▸ **Required work**: Restate the records below word for word.

Stored data
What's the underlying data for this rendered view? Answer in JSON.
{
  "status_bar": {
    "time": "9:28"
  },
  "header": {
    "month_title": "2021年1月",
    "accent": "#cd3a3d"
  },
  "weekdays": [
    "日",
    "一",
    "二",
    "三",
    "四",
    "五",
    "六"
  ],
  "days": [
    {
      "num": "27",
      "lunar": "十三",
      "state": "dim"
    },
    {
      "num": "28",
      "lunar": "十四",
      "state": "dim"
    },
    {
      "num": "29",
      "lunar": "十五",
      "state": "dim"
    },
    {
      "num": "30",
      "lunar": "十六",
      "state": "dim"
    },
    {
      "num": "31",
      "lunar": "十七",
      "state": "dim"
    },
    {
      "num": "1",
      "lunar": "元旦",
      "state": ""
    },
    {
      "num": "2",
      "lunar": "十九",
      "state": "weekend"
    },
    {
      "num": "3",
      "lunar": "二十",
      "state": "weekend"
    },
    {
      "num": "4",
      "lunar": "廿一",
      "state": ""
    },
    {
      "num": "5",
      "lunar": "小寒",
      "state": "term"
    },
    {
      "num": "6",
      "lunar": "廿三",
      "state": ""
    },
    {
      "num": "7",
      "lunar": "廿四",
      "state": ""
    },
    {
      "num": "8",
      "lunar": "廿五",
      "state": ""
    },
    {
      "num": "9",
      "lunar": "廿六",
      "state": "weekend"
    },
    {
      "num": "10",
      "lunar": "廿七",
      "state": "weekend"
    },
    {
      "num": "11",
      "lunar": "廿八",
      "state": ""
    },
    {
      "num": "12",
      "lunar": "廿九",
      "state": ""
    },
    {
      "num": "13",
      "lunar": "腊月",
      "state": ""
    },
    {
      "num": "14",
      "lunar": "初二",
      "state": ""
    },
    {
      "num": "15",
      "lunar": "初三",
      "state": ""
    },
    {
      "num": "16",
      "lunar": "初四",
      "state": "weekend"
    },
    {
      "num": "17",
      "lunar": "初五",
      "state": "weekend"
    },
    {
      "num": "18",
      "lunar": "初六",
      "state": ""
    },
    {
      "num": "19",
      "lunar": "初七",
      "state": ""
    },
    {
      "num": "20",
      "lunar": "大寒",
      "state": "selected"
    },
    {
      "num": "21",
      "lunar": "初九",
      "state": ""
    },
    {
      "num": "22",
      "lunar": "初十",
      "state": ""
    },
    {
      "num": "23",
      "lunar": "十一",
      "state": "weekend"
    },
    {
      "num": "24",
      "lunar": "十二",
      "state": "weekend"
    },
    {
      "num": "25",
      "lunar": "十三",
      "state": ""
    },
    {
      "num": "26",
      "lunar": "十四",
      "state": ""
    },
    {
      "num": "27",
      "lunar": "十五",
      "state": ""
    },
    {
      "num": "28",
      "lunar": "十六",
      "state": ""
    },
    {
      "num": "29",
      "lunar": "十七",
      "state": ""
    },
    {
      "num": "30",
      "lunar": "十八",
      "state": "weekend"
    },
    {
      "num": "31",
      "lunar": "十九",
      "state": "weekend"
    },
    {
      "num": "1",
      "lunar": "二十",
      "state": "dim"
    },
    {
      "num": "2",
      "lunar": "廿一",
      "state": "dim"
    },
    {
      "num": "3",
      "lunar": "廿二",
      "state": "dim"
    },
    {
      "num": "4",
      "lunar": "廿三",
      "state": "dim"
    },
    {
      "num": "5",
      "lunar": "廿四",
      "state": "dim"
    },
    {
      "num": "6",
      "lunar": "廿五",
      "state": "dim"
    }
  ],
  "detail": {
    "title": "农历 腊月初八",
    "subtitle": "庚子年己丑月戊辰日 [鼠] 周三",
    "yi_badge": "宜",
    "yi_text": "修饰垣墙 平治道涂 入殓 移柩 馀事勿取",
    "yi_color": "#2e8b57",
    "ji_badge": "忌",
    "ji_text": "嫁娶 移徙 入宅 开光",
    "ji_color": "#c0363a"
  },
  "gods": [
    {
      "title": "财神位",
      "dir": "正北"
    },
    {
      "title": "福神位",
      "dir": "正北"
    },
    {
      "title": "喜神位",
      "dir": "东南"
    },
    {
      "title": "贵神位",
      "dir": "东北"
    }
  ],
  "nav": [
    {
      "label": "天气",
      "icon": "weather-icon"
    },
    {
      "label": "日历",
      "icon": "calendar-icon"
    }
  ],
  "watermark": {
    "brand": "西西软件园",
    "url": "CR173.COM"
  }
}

▸ **The completed task**:
What's the underlying data for this rendered view? Answer in JSON.
{
  "status_bar": {
    "time": "9:28"
  },
  "header": {
    "month_title": "2021年1月",
    "accent": "#cd3a3d"
  },
  "weekdays": [
    "日",
    "一",
    "二",
    "三",
    "四",
    "五",
    "六"
  ],
  "days": [
    {
      "num": "27",
      "lunar": "十三",
      "state": "dim"
    },
    {
      "num": "28",
      "lunar": "十四",
      "state": "dim"
    },
    {
      "num": "29",
      "lunar": "十五",
      "state": "dim"
    },
    {
      "num": "30",
      "lunar": "十六",
      "state": "dim"
    },
    {
      "num": "31",
      "lunar": "十七",
      "state": "dim"
    },
    {
      "num": "1",
      "lunar": "元旦",
      "state": ""
    },
    {
      "num": "2",
      "lunar": "十九",
      "state": "weekend"
    },
    {
      "num": "3",
      "lunar": "二十",
      "state": "weekend"
    },
    {
      "num": "4",
      "lunar": "廿一",
      "state": ""
    },
    {
      "num": "5",
      "lunar": "小寒",
      "state": "term"
    },
    {
      "num": "6",
      "lunar": "廿三",
      "state": ""
    },
    {
      "num": "7",
      "lunar": "廿四",
      "state": ""
    },
    {
      "num": "8",
      "lunar": "廿五",
      "state": ""
    },
    {
      "num": "9",
      "lunar": "廿六",
      "state": "weekend"
    },
    {
      "num": "10",
      "lunar": "廿七",
      "state": "weekend"
    },
    {
      "num": "11",
      "lunar": "廿八",
      "state": ""
    },
    {
      "num": "12",
      "lunar": "廿九",
      "state": ""
    },
    {
      "num": "13",
      "lunar": "腊月",
      "state": ""
    },
    {
      "num": "14",
      "lunar": "初二",
      "state": ""
    },
    {
      "num": "15",
      "lunar": "初三",
      "state": ""
    },
    {
      "num": "16",
      "lunar": "初四",
      "state": "weekend"
    },
    {
      "num": "17",
      "lunar": "初五",
      "state": "weekend"
    },
    {
      "num": "18",
      "lunar": "初六",
      "state": ""
    },
    {
      "num": "19",
      "lunar": "初七",
      "state": ""
    },
    {
      "num": "20",
      "lunar": "大寒",
      "state": "selected"
    },
    {
      "num": "21",
      "lunar": "初九",
      "state": ""
    },
    {
      "num": "22",
      "lunar": "初十",
      "state": ""
    },
    {
      "num": "23",
      "lunar": "十一",
      "state": "weekend"
    },
    {
      "num": "24",
      "lunar": "十二",
      "state": "weekend"
    },
    {
      "num": "25",
      "lunar": "十三",
      "state": ""
    },
    {
      "num": "26",
      "lunar": "十四",
      "state": ""
    },
    {
      "num": "27",
      "lunar": "十五",
      "state": ""
    },
    {
      "num": "28",
      "lunar": "十六",
      "state": ""
    },
    {
      "num": "29",
      "lunar": "十七",
      "state": ""
    },
    {
      "num": "30",
      "lunar": "十八",
      "state": "weekend"
    },
    {
      "num": "31",
      "lunar": "十九",
      "state": "weekend"
    },
    {
      "num": "1",
      "lunar": "二十",
      "state": "dim"
    },
    {
      "num": "2",
      "lunar": "廿一",
      "state": "dim"
    },
    {
      "num": "3",
      "lunar": "廿二",
      "state": "dim"
    },
    {
      "num": "4",
      "lunar": "廿三",
      "state": "dim"
    },
    {
      "num": "5",
      "lunar": "廿四",
      "state": "dim"
    },
    {
      "num": "6",
      "lunar": "廿五",
      "state": "dim"
    }
  ],
  "detail": {
    "title": "农历 腊月初八",
    "subtitle": "庚子年己丑月戊辰日 [鼠] 周三",
    "yi_badge": "宜",
    "yi_text": "修饰垣墙 平治道涂 入殓 移柩 馀事勿取",
    "yi_color": "#2e8b57",
    "ji_badge": "忌",
    "ji_text": "嫁娶 移徙 入宅 开光",
    "ji_color": "#c0363a"
  },
  "gods": [
    {
      "title": "财神位",
      "dir": "正北"
    },
    {
      "title": "福神位",
      "dir": "正北"
    },
    {
      "title": "喜神位",
      "dir": "东南"
    },
    {
      "title": "贵神位",
      "dir": "东北"
    }
  ],
  "nav": [
    {
      "label": "天气",
      "icon": "weather-icon"
    },
    {
      "label": "日历",
      "icon": "calendar-icon"
    }
  ],
  "watermark": {
    "brand": "西西软件园",
    "url": "CR173.COM"
  }
}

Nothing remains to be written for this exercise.